ВЫБРАННЫЙ ОТРЫВОК ::

Когда благодаря постоянным визитам между нами установилось нечто вроде близости, мы начали задыхаться от скуки, так как не обнаруживалось совершенно никаких точек соприкосновения и было почти невозможно завязать разговор. Граф Валериан обыкновенно утверждал, что он и его брат имеют далеко не такое влияние на образ мыслей Екатерины, как им приписывают, и очень часто она делала обратное тому, чего они желали. Тем не менее, думаю, можно безошибочно утверждать, что граф Валериан Зубов был единственным человеком, принявшим к сердцу наше дело. Заговорила ли в нем совесть? Было ли это желание восстановить свою репутацию? Во всяком случае, именно он побуждал своего брата горячо ходатайствовать за нас перед императрицей.
Совсем иначе шло дело у главного фаворита. Граф Платон Зубов, как я уже сказал, оказал нам высокую честь, принимая нас во дворце. Как и другие, мы ежедневно отправлялись к его сиятельству, чтобы напомнить о себе и добиться его протекции. Около одиннадцати часов утра происходил «выход» в буквальном смысле этого слова. Огромная толпа просителей и придворных всех рангов собиралась, чтобы присутствовать при туалете графа. Улица запруживалась, как перед театром, экипажами, запряженными по четыре или по шесть лошадей. Иногда, после долгого ожидания, приходили объявить, что граф не выйдет, и каждый уходил, говоря: «До завтра». Когда выход все же начинался, обе половины дверей отворялись, и к ним бросались все: генералы, кавалеры в лентах, черкесы, вплоть до длиннобородых купцов.

ПРЕДСТАВЛЕННЫЙ МАТЕРИАЛ ::
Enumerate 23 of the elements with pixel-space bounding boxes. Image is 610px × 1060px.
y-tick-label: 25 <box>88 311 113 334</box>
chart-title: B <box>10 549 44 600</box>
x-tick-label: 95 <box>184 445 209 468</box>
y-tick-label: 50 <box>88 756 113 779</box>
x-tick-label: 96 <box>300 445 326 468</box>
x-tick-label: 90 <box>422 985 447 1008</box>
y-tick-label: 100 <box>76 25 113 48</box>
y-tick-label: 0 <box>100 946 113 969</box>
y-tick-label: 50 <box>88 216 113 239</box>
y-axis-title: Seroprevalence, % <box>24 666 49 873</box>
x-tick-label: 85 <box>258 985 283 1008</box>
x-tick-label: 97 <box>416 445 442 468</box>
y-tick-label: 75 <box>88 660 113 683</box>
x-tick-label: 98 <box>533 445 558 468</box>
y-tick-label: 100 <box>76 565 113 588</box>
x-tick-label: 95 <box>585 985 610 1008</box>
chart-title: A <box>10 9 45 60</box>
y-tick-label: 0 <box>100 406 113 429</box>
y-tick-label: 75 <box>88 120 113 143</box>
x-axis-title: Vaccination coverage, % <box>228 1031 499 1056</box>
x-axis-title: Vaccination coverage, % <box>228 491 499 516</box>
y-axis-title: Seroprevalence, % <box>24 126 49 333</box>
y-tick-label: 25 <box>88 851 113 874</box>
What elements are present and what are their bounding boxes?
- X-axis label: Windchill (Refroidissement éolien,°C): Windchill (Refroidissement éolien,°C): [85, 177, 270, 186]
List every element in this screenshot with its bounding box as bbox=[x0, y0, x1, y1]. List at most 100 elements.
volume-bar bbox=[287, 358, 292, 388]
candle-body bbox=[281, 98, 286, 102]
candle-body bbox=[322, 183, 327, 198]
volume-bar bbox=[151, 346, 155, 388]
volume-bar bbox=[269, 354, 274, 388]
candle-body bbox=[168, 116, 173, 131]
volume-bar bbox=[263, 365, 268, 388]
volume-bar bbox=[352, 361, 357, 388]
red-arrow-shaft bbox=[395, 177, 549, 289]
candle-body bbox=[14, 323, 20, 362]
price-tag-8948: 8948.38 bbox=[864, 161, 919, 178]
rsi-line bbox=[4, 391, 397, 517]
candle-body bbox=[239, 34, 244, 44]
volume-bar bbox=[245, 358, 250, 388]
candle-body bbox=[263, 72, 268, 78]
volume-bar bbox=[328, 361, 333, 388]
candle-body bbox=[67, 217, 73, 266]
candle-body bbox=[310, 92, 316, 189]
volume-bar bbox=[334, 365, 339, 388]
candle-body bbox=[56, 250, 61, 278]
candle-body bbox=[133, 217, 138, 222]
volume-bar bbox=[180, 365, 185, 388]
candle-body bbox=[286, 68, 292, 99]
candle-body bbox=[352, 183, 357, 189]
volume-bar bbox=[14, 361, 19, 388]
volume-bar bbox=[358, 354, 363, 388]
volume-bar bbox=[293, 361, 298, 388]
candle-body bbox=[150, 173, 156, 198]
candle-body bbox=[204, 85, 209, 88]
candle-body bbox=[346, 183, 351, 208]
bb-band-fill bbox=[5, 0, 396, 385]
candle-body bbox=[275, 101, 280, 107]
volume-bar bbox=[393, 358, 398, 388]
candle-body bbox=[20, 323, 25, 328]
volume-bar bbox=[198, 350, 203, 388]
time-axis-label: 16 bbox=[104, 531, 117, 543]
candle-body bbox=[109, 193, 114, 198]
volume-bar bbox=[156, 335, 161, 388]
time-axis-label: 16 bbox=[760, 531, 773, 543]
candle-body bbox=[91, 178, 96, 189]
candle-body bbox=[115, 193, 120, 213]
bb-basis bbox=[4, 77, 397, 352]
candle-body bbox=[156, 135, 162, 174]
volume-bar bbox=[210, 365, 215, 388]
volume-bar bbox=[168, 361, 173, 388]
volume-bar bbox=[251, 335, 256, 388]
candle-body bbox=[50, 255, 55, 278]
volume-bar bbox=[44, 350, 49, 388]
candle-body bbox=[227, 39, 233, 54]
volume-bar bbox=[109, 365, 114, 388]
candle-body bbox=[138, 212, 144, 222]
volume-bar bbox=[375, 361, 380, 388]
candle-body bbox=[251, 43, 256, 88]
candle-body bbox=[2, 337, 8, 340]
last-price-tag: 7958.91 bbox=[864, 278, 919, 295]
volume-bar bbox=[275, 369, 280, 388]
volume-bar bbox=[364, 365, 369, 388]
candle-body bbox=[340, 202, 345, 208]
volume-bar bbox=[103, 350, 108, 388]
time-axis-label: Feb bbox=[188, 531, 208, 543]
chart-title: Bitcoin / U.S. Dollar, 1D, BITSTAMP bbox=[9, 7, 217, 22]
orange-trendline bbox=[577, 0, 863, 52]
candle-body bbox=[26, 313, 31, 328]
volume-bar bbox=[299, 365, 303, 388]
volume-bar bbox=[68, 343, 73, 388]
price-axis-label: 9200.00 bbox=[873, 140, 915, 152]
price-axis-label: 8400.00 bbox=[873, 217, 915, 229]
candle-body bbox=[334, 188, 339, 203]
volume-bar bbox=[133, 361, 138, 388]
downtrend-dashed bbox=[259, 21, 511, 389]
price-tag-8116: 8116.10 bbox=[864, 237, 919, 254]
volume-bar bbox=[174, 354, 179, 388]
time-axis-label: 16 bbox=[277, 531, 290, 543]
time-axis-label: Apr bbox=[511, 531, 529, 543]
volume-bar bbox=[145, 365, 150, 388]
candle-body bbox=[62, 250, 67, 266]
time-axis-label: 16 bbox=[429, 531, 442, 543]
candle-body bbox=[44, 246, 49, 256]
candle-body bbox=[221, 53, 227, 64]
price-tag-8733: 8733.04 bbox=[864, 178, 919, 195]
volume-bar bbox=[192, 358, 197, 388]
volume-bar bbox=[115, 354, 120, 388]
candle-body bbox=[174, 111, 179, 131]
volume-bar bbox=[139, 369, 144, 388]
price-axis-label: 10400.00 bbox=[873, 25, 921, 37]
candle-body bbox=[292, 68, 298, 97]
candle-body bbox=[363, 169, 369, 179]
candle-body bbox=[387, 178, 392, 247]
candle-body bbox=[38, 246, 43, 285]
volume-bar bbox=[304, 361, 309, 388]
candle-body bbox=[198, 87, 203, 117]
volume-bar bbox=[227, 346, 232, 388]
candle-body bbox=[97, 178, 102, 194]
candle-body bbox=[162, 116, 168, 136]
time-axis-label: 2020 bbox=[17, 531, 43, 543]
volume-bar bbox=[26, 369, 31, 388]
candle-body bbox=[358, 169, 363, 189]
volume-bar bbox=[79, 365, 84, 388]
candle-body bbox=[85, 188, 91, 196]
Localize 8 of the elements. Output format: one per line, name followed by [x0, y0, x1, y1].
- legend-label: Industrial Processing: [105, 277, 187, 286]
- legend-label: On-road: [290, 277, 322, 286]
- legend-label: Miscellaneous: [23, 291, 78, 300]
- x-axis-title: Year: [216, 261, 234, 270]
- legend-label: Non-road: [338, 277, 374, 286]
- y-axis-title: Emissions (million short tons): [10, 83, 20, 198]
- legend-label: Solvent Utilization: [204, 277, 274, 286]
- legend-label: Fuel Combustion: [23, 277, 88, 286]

ФОРМУЛИРОВКА ЗАДАНИЯ ::
Объясните по отрывку о братьях Зубовых, почему после установившейся близости с графом Валерианом рассказчик и его спутники «начали задыхаться от скуки». Ответ дайте в одном–трех предложениях.

РЕЗУЛЬТАТ ВЫПОЛНЕНИЯ ::
Между ними не обнаруживалось совершенно никаких точек соприкосновения. Поэтому завязать разговор было почти невозможно.